- _What is expected_: Below are the records; reproduce all of them exactly but without any images.

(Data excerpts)
◆ ◆ ◆ ◆ ◆ ◆ ◆
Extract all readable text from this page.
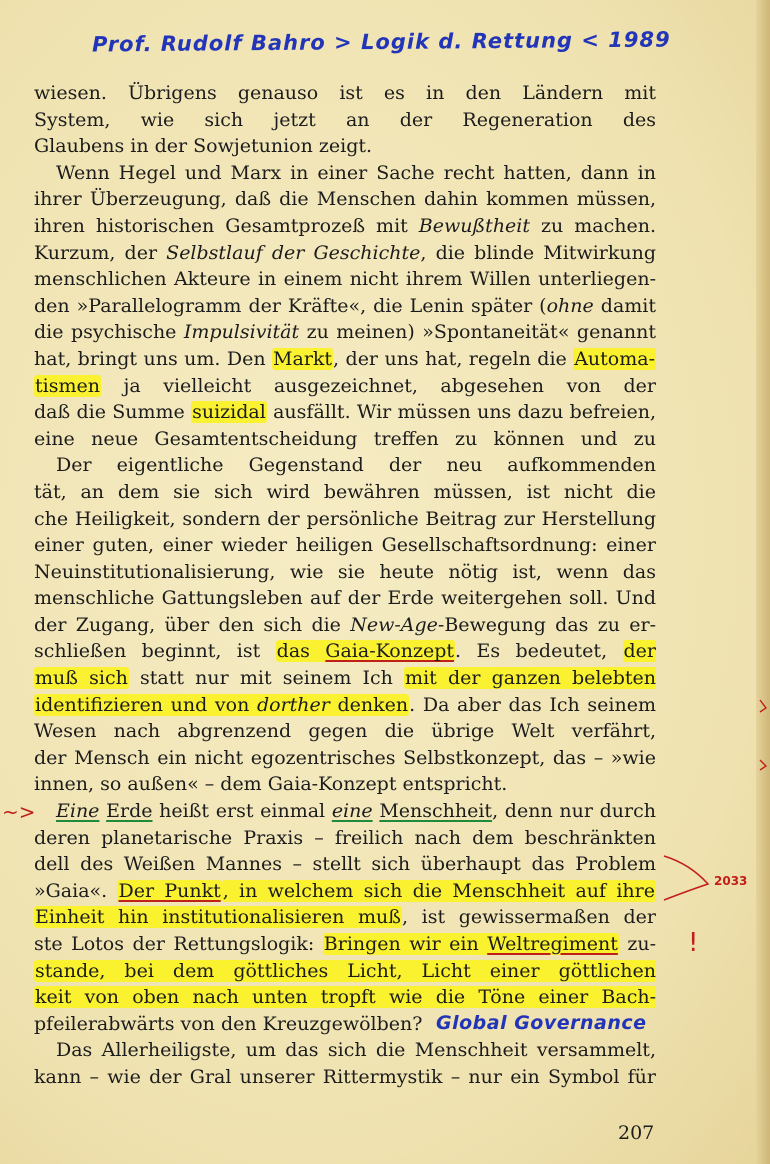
Prof. Rudolf Bahro > Logik d. Rettung < 1989
wiesen. Übrigens genauso ist es in den Ländern mit
System, wie sich jetzt an der Regeneration des
Glaubens in der Sowjetunion zeigt.
Wenn Hegel und Marx in einer Sache recht hatten, dann in
ihrer Überzeugung, daß die Menschen dahin kommen müssen,
ihren historischen Gesamtprozeß mit Bewußtheit zu machen.
Kurzum, der Selbstlauf der Geschichte, die blinde Mitwirkung
menschlichen Akteure in einem nicht ihrem Willen unterliegen-
den »Parallelogramm der Kräfte«, die Lenin später (ohne damit
die psychische Impulsivität zu meinen) »Spontaneität« genannt
hat, bringt uns um. Den Markt, der uns hat, regeln die Automa-
tismen ja vielleicht ausgezeichnet, abgesehen von der
daß die Summe suizidal ausfällt. Wir müssen uns dazu befreien,
eine neue Gesamtentscheidung treffen zu können und zu
Der eigentliche Gegenstand der neu aufkommenden
tät, an dem sie sich wird bewähren müssen, ist nicht die
che Heiligkeit, sondern der persönliche Beitrag zur Herstellung
einer guten, einer wieder heiligen Gesellschaftsordnung: einer
Neuinstitutionalisierung, wie sie heute nötig ist, wenn das
menschliche Gattungsleben auf der Erde weitergehen soll. Und
der Zugang, über den sich die New-Age-Bewegung das zu er-
schließen beginnt, ist das Gaia-Konzept. Es bedeutet, der
muß sich statt nur mit seinem Ich mit der ganzen belebten
identifizieren und von dorther denken. Da aber das Ich seinem
Wesen nach abgrenzend gegen die übrige Welt verfährt,
der Mensch ein nicht egozentrisches Selbstkonzept, das – »wie
innen, so außen« – dem Gaia-Konzept entspricht.
Eine Erde heißt erst einmal eine Menschheit, denn nur durch
deren planetarische Praxis – freilich nach dem beschränkten
dell des Weißen Mannes – stellt sich überhaupt das Problem
»Gaia«. Der Punkt , in welchem sich die Menschheit auf ihre
Einheit hin institutionalisieren muß, ist gewissermaßen der
ste Lotos der Rettungslogik: Bringen wir ein Weltregiment zu-
stande, bei dem göttliches Licht, Licht einer göttlichen
keit von oben nach unten tropft wie die Töne einer Bach-
pfeilerabwärts von den Kreuzgewölben?
Das Allerheiligste, um das sich die Menschheit versammelt,
kann – wie der Gral unserer Rittermystik – nur ein Symbol für
Global Governance
~>
2033
!
207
◆ ◆ ◆ ◆ ◆ ◆ ◆
- _Exercise output_:
Extract all readable text from this page.
Prof. Rudolf Bahro > Logik d. Rettung < 1989
wiesen. Übrigens genauso ist es in den Ländern mit
System, wie sich jetzt an der Regeneration des
Glaubens in der Sowjetunion zeigt.
Wenn Hegel und Marx in einer Sache recht hatten, dann in
ihrer Überzeugung, daß die Menschen dahin kommen müssen,
ihren historischen Gesamtprozeß mit Bewußtheit zu machen.
Kurzum, der Selbstlauf der Geschichte, die blinde Mitwirkung
menschlichen Akteure in einem nicht ihrem Willen unterliegen-
den »Parallelogramm der Kräfte«, die Lenin später (ohne damit
die psychische Impulsivität zu meinen) »Spontaneität« genannt
hat, bringt uns um. Den Markt, der uns hat, regeln die Automa-
tismen ja vielleicht ausgezeichnet, abgesehen von der
daß die Summe suizidal ausfällt. Wir müssen uns dazu befreien,
eine neue Gesamtentscheidung treffen zu können und zu
Der eigentliche Gegenstand der neu aufkommenden
tät, an dem sie sich wird bewähren müssen, ist nicht die
che Heiligkeit, sondern der persönliche Beitrag zur Herstellung
einer guten, einer wieder heiligen Gesellschaftsordnung: einer
Neuinstitutionalisierung, wie sie heute nötig ist, wenn das
menschliche Gattungsleben auf der Erde weitergehen soll. Und
der Zugang, über den sich die New-Age-Bewegung das zu er-
schließen beginnt, ist das Gaia-Konzept. Es bedeutet, der
muß sich statt nur mit seinem Ich mit der ganzen belebten
identifizieren und von dorther denken. Da aber das Ich seinem
Wesen nach abgrenzend gegen die übrige Welt verfährt,
der Mensch ein nicht egozentrisches Selbstkonzept, das – »wie
innen, so außen« – dem Gaia-Konzept entspricht.
Eine Erde heißt erst einmal eine Menschheit, denn nur durch
deren planetarische Praxis – freilich nach dem beschränkten
dell des Weißen Mannes – stellt sich überhaupt das Problem
»Gaia«. Der Punkt , in welchem sich die Menschheit auf ihre
Einheit hin institutionalisieren muß, ist gewissermaßen der
ste Lotos der Rettungslogik: Bringen wir ein Weltregiment zu-
stande, bei dem göttliches Licht, Licht einer göttlichen
keit von oben nach unten tropft wie die Töne einer Bach-
pfeilerabwärts von den Kreuzgewölben?
Das Allerheiligste, um das sich die Menschheit versammelt,
kann – wie der Gral unserer Rittermystik – nur ein Symbol für
Global Governance
~>
2033
!
207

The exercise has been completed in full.